Translate this sentence from the passage on electrical status epilepticus during slow-wave sleep into Spanish: "Finally, we underline the importance of performing an EEG during sleep in all children showing a cognitive and/or behavioral decline, in order to exclude a possible ESES, even in the absence of seizures."

== Passage provided ==

Some Reflections about Electrical Status Epilepticus During Slow-Wave Sleep

a) The first literature report of a condition with electroencephalogram (EEG) continuous paroxysmal abnormalities during sleep associated with cognitive impairment probably dates back to the 1942, when Kennedy and Hill described in a child the clinical picture of “dementia dysrhythmica infantum.” ² In the following decades Tassinari et al. defined this nosographic entity in a much more detailed and modern way, describing the EEG pattern characterized by diffuse spike-and-waves occupying at least 85% of the slow sleep duration, associated with neuropsychological deterioration, motor impairment (ataxia, dyspraxia, etc.), and focal or apparently generalized seizures. ³ This is the typical, and relatively rare, electro-clinical picture of ESES included in the International Classification of the Epilepsies among epileptic encephalopathies, where the massive EEG abnormalities impair development, leading to cognitive slowing or regression. This concept was, however, already implicit in Kennedy and Hill’s paper. ²

b) Over the years, numerous cases with frequent paroxysmal abnormalities occupying less than 85% of slow sleep and with heterogeneous clinical pictures, milder than the classic ESES, have been reported. Precisely these atypical ESES forms represent a challenge for pediatric epileptology, since they are much more frequent than the classic forms and harder to diagnose, and for them deciding whether to undertake a treatment aimed at improving the EEG (and if so, which one) is more complex. ¹ In fact, even in atypical ESES the drug resistance is frequent and, unfortunately, the most effective pharmacotherapies (ie, corticosteroids) could have rather severe side effects. ¹

c) Landau-Kleffner syndrome (LKS) is often considered as an ESES variant, ³ but we believe they should be kept distinct. EEG in LKS shows bitemporal continuous paroxysmal abnormalities during slow-wave sleep, persisting during REM sleep, while in ESES spike-and-waves disappear during REM sleep. Clinically, LKS is characterized by acquired mixed aphasia, and not by global cognitive and behavioral deterioration as in ESES; seizures are less frequent and sometimes absent. ³ The long-term outcome of language in LKS is very heterogeneous and one of the main negative prognostic factors is a long duration of bitemporal continuous paroxysmal abnormalities during sleep. LKS is undoubtedly linked to ESES, also because it is possible to switch from one to the other, but they should remain distinct due to their respective electro-clinical differences. ⁴

d) In particular in cases of ESES without an acquired structural etiology (eg, perinatal suffering), a genetic investigation is necessary (including array comparative genomic hybridization and next-generation sequencing multigene panel), due to the copy number variants (eg, Xp22.12 deletion) and the monogenic mutations (eg, GRIN2A mutations) that have been reported. ¹ Regardless of the root cause, which is often unknown, there is much evidence from electrophysiological and brain imaging studies suggesting that thalamus may play a role in the ESES pathophysiology through a dysfunction of the thalamocortical circuit. ⁵

e) Finally, we underline the importance of performing an EEG during sleep in all children showing a cognitive and/or behavioral decline, in order to exclude a possible ESES, even in the absence of seizures. According to our experience, an EEG picture of ESES is also possible in children who come to the attention of the neuropsychiatrist following the stagnation or regression of development.

===
== Data provided ==

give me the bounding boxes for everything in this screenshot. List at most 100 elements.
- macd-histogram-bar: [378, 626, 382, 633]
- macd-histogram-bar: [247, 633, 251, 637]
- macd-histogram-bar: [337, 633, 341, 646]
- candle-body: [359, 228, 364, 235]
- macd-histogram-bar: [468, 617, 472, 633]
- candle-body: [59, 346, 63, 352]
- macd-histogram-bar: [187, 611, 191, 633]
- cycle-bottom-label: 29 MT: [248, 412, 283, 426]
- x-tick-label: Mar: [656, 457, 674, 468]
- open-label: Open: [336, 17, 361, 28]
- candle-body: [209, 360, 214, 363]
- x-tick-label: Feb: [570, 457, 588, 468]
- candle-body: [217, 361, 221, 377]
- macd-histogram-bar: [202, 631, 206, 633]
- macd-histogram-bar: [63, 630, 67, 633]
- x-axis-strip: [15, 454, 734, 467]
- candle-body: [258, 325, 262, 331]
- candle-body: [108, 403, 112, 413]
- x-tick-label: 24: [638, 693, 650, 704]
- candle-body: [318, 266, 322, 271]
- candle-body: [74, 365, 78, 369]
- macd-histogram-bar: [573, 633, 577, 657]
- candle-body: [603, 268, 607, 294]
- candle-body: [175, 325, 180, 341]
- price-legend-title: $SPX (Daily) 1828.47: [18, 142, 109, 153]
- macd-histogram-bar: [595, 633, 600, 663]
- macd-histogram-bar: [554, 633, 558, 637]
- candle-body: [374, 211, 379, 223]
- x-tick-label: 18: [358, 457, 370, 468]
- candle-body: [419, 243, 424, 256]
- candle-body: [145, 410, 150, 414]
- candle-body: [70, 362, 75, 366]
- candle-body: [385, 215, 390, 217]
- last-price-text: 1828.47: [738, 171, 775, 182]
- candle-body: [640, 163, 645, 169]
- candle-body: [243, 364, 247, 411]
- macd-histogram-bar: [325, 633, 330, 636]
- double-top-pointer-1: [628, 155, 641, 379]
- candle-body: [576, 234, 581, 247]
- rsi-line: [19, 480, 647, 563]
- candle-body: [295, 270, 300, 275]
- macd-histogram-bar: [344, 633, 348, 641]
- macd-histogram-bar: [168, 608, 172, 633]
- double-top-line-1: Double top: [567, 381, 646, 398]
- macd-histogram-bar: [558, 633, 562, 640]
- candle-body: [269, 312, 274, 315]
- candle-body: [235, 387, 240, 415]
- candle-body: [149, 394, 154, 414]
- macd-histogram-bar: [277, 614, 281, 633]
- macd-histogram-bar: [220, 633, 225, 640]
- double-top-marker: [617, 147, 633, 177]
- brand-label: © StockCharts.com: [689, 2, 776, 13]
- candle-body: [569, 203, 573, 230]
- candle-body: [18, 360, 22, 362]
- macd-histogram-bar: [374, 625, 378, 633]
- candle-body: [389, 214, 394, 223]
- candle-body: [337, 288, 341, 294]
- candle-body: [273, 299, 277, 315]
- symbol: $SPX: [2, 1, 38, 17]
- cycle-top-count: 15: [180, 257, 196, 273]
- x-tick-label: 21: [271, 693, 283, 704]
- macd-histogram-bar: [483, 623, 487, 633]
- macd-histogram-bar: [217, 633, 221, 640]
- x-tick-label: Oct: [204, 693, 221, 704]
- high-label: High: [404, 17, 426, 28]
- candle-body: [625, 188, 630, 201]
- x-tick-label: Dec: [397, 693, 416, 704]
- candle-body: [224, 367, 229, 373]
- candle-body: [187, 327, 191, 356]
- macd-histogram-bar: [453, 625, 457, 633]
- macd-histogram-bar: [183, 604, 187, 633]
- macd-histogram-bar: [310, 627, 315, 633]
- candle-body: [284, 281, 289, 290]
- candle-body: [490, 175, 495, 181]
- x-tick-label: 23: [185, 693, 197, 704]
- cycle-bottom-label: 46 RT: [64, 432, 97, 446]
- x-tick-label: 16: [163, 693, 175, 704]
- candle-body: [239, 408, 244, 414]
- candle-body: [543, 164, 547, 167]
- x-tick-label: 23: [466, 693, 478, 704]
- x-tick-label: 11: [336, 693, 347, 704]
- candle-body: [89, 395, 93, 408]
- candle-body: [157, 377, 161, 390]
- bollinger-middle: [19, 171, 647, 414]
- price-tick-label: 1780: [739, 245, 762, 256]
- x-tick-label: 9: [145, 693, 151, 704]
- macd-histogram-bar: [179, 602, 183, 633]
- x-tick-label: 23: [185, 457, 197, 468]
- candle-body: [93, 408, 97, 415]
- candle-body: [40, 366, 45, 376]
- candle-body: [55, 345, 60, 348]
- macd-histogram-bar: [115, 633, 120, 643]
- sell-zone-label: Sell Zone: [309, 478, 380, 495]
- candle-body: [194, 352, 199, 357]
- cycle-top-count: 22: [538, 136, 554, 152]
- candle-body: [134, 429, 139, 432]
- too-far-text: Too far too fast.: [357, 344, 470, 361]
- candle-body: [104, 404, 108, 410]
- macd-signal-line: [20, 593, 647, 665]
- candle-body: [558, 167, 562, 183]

===

- Solution to this problem
Por último, subrayamos la importancia de realizar un EEG durante el sueño en todos los niños que presenten un deterioro cognitivo y/o conductual, con el fin de descartar un posible ESES, incluso en ausencia de crisis.